• [WORK TO COMPLETE]: Every record below is to be retyped exactly.

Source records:
* begin *

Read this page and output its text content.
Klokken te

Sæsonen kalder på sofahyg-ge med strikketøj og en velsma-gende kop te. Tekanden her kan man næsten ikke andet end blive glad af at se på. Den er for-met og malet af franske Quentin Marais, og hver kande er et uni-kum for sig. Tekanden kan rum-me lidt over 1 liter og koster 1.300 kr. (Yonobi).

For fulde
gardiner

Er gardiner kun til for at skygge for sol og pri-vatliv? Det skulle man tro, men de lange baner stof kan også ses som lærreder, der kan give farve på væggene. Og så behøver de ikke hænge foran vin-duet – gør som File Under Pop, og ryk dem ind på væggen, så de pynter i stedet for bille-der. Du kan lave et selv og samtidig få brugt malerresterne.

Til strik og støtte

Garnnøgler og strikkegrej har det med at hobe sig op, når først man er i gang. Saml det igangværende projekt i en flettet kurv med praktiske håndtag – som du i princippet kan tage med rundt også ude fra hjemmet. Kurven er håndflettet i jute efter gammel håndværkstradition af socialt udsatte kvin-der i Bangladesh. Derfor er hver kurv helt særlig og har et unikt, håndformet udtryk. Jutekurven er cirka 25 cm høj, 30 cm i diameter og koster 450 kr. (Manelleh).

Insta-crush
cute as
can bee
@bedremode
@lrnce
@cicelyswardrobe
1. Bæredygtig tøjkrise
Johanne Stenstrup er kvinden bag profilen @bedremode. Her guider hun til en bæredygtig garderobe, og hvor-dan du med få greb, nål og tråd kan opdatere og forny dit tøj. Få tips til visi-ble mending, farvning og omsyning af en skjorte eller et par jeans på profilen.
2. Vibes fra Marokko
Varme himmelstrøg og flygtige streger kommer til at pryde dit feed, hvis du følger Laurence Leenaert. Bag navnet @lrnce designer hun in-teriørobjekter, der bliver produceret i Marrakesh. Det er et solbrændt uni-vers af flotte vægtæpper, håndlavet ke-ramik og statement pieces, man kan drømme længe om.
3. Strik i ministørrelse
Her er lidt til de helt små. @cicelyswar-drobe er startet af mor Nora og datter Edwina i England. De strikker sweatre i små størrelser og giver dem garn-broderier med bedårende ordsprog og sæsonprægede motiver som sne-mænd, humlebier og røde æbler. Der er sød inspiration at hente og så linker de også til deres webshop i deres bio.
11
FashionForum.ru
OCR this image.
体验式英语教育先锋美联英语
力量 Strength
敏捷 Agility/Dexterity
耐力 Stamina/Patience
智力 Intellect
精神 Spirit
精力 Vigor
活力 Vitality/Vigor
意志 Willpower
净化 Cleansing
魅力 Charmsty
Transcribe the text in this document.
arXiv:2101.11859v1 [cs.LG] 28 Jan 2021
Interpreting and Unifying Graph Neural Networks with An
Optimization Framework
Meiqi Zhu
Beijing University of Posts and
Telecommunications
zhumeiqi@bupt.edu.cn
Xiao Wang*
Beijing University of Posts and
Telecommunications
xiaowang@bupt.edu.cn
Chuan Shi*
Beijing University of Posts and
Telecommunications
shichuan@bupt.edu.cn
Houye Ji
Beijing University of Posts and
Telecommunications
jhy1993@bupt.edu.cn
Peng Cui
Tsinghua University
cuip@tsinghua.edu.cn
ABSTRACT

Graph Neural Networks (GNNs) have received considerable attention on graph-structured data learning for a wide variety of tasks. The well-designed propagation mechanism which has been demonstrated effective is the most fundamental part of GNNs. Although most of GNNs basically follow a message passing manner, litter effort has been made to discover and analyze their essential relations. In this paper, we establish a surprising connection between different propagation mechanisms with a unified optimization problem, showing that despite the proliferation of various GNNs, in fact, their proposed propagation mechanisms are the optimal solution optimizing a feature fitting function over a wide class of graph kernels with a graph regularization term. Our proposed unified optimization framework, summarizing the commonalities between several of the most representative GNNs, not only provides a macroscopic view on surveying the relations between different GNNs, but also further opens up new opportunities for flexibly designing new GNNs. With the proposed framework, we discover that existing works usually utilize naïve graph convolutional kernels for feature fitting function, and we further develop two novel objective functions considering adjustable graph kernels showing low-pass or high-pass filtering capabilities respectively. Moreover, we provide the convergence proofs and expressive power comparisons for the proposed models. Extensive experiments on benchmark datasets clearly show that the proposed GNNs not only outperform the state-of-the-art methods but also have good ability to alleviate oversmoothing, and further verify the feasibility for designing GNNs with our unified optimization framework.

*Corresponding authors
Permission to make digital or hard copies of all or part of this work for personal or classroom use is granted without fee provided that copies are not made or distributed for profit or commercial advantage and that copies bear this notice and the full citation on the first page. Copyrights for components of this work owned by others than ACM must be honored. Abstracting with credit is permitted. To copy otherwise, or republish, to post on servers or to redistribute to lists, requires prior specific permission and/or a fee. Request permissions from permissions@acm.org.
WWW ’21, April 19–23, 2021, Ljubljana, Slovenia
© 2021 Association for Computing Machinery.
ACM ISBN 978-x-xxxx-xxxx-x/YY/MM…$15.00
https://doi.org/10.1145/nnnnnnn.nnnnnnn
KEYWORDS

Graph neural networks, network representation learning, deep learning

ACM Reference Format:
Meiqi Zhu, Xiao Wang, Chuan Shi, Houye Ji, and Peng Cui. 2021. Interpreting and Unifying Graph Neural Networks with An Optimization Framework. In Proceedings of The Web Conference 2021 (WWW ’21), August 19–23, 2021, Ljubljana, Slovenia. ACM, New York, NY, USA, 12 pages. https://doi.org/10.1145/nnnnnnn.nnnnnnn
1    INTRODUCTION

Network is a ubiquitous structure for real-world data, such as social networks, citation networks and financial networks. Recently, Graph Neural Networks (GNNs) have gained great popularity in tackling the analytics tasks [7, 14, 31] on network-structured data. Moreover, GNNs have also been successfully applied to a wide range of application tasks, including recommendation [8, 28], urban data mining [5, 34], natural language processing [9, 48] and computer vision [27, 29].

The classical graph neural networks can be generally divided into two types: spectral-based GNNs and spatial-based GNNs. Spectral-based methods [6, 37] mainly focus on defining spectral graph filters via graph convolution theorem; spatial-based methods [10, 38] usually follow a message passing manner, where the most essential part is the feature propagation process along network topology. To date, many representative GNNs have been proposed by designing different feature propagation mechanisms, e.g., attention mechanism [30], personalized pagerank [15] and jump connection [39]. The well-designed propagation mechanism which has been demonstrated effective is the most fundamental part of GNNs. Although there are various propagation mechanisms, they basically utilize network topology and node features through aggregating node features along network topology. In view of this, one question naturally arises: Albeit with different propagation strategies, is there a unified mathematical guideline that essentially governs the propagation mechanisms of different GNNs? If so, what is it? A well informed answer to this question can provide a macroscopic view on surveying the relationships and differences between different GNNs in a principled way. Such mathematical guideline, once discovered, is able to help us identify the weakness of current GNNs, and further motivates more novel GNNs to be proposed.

* end *

• [FINAL RESULT]:
Read this page and output its text content.
Klokken te

Sæsonen kalder på sofahyg-ge med strikketøj og en velsma-gende kop te. Tekanden her kan man næsten ikke andet end blive glad af at se på. Den er for-met og malet af franske Quentin Marais, og hver kande er et uni-kum for sig. Tekanden kan rum-me lidt over 1 liter og koster 1.300 kr. (Yonobi).

For fulde
gardiner

Er gardiner kun til for at skygge for sol og pri-vatliv? Det skulle man tro, men de lange baner stof kan også ses som lærreder, der kan give farve på væggene. Og så behøver de ikke hænge foran vin-duet – gør som File Under Pop, og ryk dem ind på væggen, så de pynter i stedet for bille-der. Du kan lave et selv og samtidig få brugt malerresterne.

Til strik og støtte

Garnnøgler og strikkegrej har det med at hobe sig op, når først man er i gang. Saml det igangværende projekt i en flettet kurv med praktiske håndtag – som du i princippet kan tage med rundt også ude fra hjemmet. Kurven er håndflettet i jute efter gammel håndværkstradition af socialt udsatte kvin-der i Bangladesh. Derfor er hver kurv helt særlig og har et unikt, håndformet udtryk. Jutekurven er cirka 25 cm høj, 30 cm i diameter og koster 450 kr. (Manelleh).

Insta-crush
cute as
can bee
@bedremode
@lrnce
@cicelyswardrobe
1. Bæredygtig tøjkrise
Johanne Stenstrup er kvinden bag profilen @bedremode. Her guider hun til en bæredygtig garderobe, og hvor-dan du med få greb, nål og tråd kan opdatere og forny dit tøj. Få tips til visi-ble mending, farvning og omsyning af en skjorte eller et par jeans på profilen.
2. Vibes fra Marokko
Varme himmelstrøg og flygtige streger kommer til at pryde dit feed, hvis du følger Laurence Leenaert. Bag navnet @lrnce designer hun in-teriørobjekter, der bliver produceret i Marrakesh. Det er et solbrændt uni-vers af flotte vægtæpper, håndlavet ke-ramik og statement pieces, man kan drømme længe om.
3. Strik i ministørrelse
Her er lidt til de helt små. @cicelyswar-drobe er startet af mor Nora og datter Edwina i England. De strikker sweatre i små størrelser og giver dem garn-broderier med bedårende ordsprog og sæsonprægede motiver som sne-mænd, humlebier og røde æbler. Der er sød inspiration at hente og så linker de også til deres webshop i deres bio.
11
FashionForum.ru
OCR this image.
体验式英语教育先锋美联英语
力量 Strength
敏捷 Agility/Dexterity
耐力 Stamina/Patience
智力 Intellect
精神 Spirit
精力 Vigor
活力 Vitality/Vigor
意志 Willpower
净化 Cleansing
魅力 Charmsty
Transcribe the text in this document.
arXiv:2101.11859v1 [cs.LG] 28 Jan 2021
Interpreting and Unifying Graph Neural Networks with An
Optimization Framework
Meiqi Zhu
Beijing University of Posts and
Telecommunications
zhumeiqi@bupt.edu.cn
Xiao Wang*
Beijing University of Posts and
Telecommunications
xiaowang@bupt.edu.cn
Chuan Shi*
Beijing University of Posts and
Telecommunications
shichuan@bupt.edu.cn
Houye Ji
Beijing University of Posts and
Telecommunications
jhy1993@bupt.edu.cn
Peng Cui
Tsinghua University
cuip@tsinghua.edu.cn
ABSTRACT

Graph Neural Networks (GNNs) have received considerable attention on graph-structured data learning for a wide variety of tasks. The well-designed propagation mechanism which has been demonstrated effective is the most fundamental part of GNNs. Although most of GNNs basically follow a message passing manner, litter effort has been made to discover and analyze their essential relations. In this paper, we establish a surprising connection between different propagation mechanisms with a unified optimization problem, showing that despite the proliferation of various GNNs, in fact, their proposed propagation mechanisms are the optimal solution optimizing a feature fitting function over a wide class of graph kernels with a graph regularization term. Our proposed unified optimization framework, summarizing the commonalities between several of the most representative GNNs, not only provides a macroscopic view on surveying the relations between different GNNs, but also further opens up new opportunities for flexibly designing new GNNs. With the proposed framework, we discover that existing works usually utilize naïve graph convolutional kernels for feature fitting function, and we further develop two novel objective functions considering adjustable graph kernels showing low-pass or high-pass filtering capabilities respectively. Moreover, we provide the convergence proofs and expressive power comparisons for the proposed models. Extensive experiments on benchmark datasets clearly show that the proposed GNNs not only outperform the state-of-the-art methods but also have good ability to alleviate oversmoothing, and further verify the feasibility for designing GNNs with our unified optimization framework.

*Corresponding authors
Permission to make digital or hard copies of all or part of this work for personal or classroom use is granted without fee provided that copies are not made or distributed for profit or commercial advantage and that copies bear this notice and the full citation on the first page. Copyrights for components of this work owned by others than ACM must be honored. Abstracting with credit is permitted. To copy otherwise, or republish, to post on servers or to redistribute to lists, requires prior specific permission and/or a fee. Request permissions from permissions@acm.org.
WWW ’21, April 19–23, 2021, Ljubljana, Slovenia
© 2021 Association for Computing Machinery.
ACM ISBN 978-x-xxxx-xxxx-x/YY/MM…$15.00
https://doi.org/10.1145/nnnnnnn.nnnnnnn
KEYWORDS

Graph neural networks, network representation learning, deep learning

ACM Reference Format:
Meiqi Zhu, Xiao Wang, Chuan Shi, Houye Ji, and Peng Cui. 2021. Interpreting and Unifying Graph Neural Networks with An Optimization Framework. In Proceedings of The Web Conference 2021 (WWW ’21), August 19–23, 2021, Ljubljana, Slovenia. ACM, New York, NY, USA, 12 pages. https://doi.org/10.1145/nnnnnnn.nnnnnnn
1    INTRODUCTION

Network is a ubiquitous structure for real-world data, such as social networks, citation networks and financial networks. Recently, Graph Neural Networks (GNNs) have gained great popularity in tackling the analytics tasks [7, 14, 31] on network-structured data. Moreover, GNNs have also been successfully applied to a wide range of application tasks, including recommendation [8, 28], urban data mining [5, 34], natural language processing [9, 48] and computer vision [27, 29].

The classical graph neural networks can be generally divided into two types: spectral-based GNNs and spatial-based GNNs. Spectral-based methods [6, 37] mainly focus on defining spectral graph filters via graph convolution theorem; spatial-based methods [10, 38] usually follow a message passing manner, where the most essential part is the feature propagation process along network topology. To date, many representative GNNs have been proposed by designing different feature propagation mechanisms, e.g., attention mechanism [30], personalized pagerank [15] and jump connection [39]. The well-designed propagation mechanism which has been demonstrated effective is the most fundamental part of GNNs. Although there are various propagation mechanisms, they basically utilize network topology and node features through aggregating node features along network topology. In view of this, one question naturally arises: Albeit with different propagation strategies, is there a unified mathematical guideline that essentially governs the propagation mechanisms of different GNNs? If so, what is it? A well informed answer to this question can provide a macroscopic view on surveying the relationships and differences between different GNNs in a principled way. Such mathematical guideline, once discovered, is able to help us identify the weakness of current GNNs, and further motivates more novel GNNs to be proposed.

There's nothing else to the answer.